Task description -
In the records below, find each line containing the word "Private" and copy it.

Collected data entries:
----

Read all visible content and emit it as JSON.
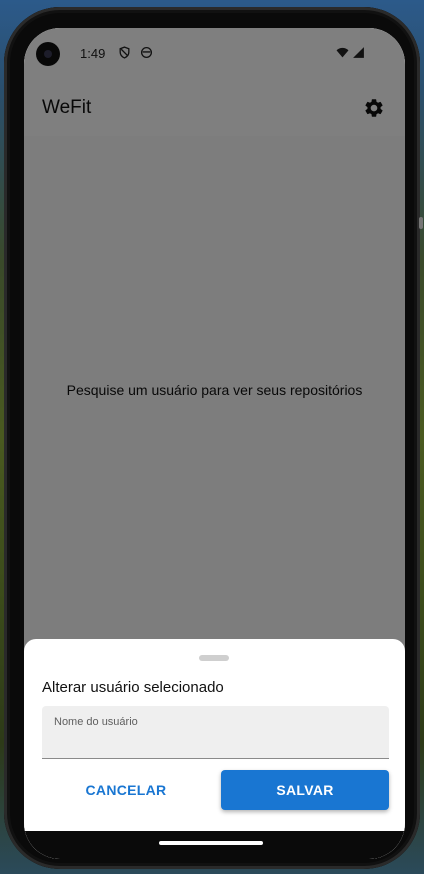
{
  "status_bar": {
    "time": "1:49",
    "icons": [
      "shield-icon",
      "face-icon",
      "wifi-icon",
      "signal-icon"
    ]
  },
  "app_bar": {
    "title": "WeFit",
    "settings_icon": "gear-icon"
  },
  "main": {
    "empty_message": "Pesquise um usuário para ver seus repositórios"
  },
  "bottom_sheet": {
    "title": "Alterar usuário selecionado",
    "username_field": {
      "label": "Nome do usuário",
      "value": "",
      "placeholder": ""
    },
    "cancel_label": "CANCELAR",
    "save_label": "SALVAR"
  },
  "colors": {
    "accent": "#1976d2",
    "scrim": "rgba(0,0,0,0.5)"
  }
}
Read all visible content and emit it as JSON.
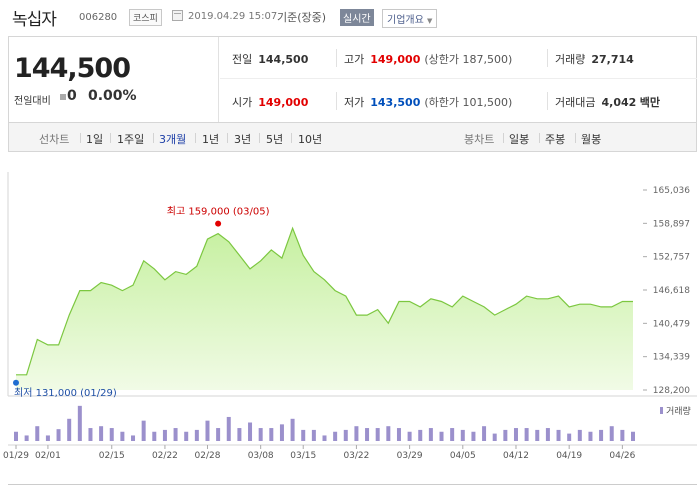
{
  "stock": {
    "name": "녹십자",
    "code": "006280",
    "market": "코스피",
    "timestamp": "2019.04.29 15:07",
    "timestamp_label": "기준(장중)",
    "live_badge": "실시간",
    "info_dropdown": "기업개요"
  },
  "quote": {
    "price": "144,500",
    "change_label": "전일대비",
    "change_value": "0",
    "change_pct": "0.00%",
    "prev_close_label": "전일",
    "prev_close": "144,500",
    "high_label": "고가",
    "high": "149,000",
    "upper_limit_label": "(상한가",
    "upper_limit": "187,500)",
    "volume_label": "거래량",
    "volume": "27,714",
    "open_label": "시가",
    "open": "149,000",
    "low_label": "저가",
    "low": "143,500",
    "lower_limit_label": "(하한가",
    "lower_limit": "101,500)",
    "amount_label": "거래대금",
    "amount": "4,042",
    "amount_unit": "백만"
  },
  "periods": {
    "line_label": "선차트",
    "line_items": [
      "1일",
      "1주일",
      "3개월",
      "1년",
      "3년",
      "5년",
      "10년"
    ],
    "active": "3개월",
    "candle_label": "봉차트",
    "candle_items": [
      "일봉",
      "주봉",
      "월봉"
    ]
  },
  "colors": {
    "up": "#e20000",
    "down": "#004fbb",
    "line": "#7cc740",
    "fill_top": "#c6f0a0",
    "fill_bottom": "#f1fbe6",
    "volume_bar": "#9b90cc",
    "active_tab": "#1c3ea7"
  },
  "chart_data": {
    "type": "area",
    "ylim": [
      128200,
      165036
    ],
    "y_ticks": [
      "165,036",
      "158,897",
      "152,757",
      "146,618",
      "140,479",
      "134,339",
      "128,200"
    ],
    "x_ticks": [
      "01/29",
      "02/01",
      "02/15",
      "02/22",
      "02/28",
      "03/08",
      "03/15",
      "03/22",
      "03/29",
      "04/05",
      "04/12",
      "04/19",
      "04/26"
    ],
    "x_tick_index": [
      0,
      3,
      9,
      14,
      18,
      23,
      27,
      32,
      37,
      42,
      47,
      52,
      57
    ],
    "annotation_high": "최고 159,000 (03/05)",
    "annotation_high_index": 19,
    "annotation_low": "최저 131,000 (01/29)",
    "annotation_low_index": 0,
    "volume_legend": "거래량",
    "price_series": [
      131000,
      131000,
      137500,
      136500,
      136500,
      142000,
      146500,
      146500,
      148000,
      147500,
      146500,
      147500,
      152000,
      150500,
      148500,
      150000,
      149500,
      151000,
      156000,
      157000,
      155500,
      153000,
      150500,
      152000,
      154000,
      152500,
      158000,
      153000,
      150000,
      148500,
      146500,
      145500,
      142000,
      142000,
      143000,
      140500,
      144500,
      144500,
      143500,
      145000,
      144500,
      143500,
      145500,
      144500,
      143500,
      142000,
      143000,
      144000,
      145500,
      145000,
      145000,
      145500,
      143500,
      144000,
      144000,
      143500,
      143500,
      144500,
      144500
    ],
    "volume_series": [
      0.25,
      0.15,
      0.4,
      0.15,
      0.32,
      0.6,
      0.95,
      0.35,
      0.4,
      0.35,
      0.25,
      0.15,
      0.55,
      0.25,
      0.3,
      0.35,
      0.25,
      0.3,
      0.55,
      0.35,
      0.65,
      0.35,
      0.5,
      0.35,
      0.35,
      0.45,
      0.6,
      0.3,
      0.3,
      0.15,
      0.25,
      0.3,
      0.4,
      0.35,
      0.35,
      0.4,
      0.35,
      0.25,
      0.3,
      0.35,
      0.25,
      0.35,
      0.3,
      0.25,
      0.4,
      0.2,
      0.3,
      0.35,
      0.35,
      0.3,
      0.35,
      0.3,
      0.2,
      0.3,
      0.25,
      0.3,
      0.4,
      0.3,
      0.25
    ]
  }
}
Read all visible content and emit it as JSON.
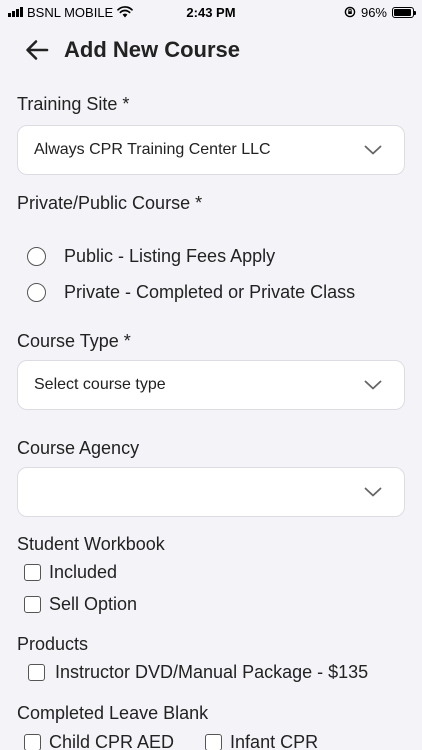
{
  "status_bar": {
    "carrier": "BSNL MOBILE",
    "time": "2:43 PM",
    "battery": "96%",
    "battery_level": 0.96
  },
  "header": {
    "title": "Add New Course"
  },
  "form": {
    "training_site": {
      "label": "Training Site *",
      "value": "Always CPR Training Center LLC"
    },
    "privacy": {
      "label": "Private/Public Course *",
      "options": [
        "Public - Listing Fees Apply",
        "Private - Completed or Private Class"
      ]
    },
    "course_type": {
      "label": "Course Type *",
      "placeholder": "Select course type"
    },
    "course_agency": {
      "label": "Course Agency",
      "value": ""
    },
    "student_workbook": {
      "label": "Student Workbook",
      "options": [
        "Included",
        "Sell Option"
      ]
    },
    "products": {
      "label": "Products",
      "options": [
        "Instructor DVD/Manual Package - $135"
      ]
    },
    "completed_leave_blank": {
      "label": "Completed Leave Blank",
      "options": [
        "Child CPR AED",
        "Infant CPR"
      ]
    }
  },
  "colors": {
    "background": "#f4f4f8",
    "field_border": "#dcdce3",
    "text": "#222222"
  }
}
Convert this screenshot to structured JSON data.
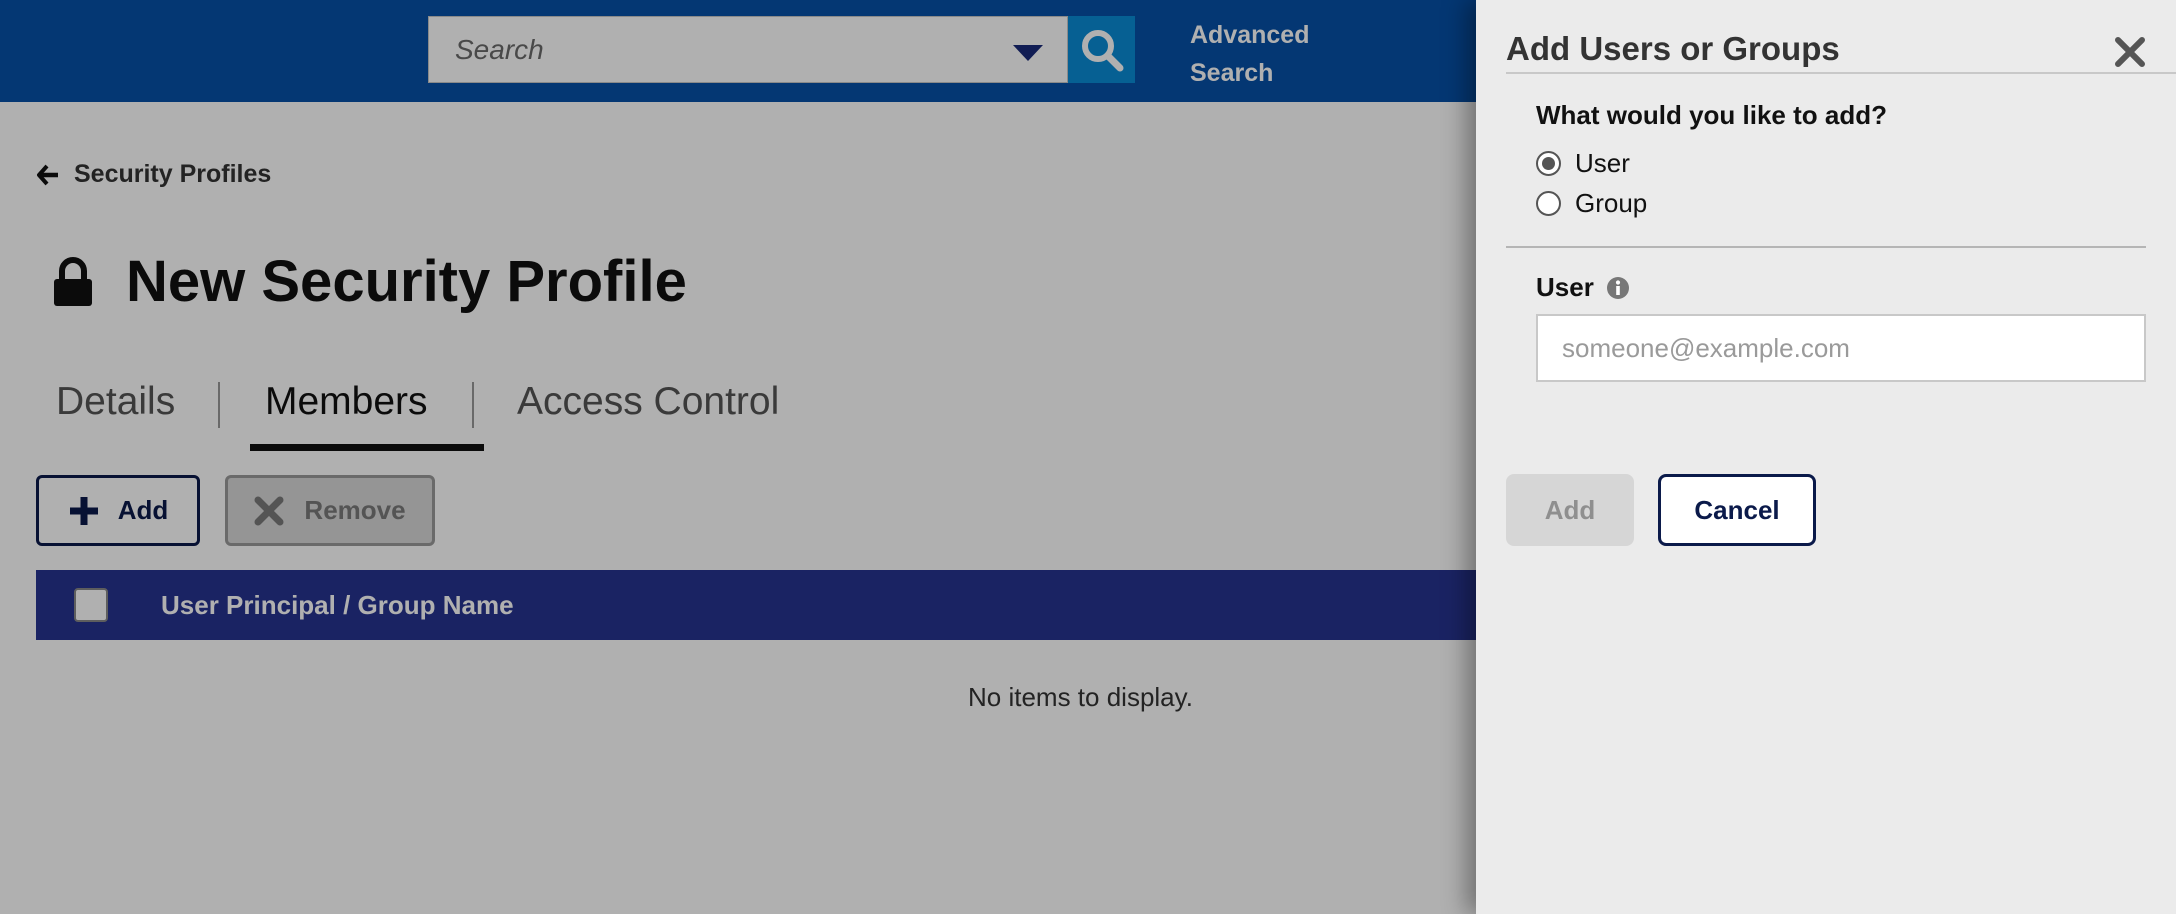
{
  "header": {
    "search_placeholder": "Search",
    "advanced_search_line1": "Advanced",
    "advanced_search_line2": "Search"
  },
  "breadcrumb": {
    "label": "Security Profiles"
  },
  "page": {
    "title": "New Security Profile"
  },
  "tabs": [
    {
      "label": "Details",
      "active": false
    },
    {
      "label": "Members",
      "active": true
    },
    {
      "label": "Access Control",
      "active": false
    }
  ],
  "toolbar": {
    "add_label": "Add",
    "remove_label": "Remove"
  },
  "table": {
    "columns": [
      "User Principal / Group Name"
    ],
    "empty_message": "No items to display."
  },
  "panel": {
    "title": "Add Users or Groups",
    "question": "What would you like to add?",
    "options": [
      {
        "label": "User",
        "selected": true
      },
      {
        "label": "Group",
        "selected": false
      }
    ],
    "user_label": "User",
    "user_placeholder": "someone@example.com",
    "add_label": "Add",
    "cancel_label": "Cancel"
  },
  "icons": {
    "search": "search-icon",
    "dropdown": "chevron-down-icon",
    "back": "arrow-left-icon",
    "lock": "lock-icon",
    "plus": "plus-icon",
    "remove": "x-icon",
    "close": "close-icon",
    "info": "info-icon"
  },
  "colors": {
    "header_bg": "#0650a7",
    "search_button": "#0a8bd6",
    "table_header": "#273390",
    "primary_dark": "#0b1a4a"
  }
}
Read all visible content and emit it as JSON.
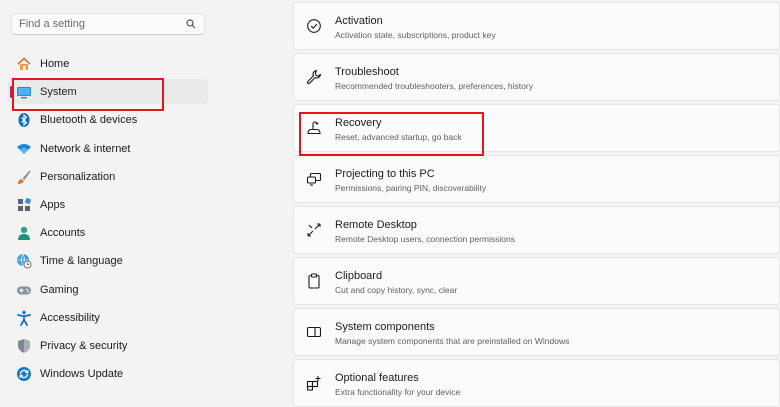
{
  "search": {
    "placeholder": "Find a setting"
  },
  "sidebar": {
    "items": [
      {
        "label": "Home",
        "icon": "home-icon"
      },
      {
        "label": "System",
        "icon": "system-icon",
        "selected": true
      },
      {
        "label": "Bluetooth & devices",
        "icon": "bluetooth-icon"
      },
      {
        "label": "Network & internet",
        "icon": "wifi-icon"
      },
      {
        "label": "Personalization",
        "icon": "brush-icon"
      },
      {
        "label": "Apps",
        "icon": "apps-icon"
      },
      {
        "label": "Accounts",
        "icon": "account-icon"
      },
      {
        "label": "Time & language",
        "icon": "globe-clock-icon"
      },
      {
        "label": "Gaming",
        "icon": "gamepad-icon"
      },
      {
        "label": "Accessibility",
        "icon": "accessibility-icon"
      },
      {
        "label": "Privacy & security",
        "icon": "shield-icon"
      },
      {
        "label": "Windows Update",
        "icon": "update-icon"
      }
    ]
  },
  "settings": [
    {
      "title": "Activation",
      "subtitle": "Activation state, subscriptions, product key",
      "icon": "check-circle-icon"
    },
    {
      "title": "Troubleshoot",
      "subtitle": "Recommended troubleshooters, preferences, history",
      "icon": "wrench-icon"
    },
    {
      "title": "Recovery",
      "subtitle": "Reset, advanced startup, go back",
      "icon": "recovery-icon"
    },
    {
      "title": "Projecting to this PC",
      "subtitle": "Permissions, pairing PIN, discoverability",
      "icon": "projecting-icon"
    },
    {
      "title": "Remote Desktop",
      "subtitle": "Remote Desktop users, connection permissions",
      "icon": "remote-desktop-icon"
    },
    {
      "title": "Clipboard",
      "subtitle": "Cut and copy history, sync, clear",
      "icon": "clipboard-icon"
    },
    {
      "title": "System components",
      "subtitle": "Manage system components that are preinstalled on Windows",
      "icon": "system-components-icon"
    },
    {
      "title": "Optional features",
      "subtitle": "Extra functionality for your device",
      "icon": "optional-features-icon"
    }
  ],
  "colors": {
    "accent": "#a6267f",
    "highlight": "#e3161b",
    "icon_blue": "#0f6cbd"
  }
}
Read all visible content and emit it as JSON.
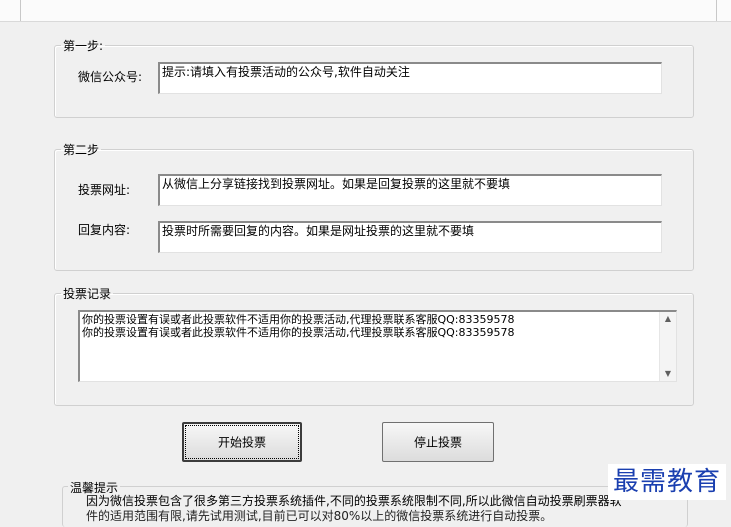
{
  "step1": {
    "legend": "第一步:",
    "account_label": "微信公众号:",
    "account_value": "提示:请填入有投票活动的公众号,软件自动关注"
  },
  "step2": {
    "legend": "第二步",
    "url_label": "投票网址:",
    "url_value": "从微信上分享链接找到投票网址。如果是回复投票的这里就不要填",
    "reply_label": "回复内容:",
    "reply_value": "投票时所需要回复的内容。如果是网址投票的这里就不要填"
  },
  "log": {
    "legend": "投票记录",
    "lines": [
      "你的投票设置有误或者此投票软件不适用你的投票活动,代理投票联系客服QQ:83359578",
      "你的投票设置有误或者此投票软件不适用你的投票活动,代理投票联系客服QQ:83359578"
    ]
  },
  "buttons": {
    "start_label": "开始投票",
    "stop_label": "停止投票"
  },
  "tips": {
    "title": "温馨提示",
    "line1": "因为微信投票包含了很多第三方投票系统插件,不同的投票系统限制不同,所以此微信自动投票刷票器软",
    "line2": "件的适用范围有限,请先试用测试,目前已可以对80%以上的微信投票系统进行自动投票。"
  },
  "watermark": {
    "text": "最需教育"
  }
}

----

Task response -
      "label": "Private/Public Course *",
        "Private - Completed or Private Class"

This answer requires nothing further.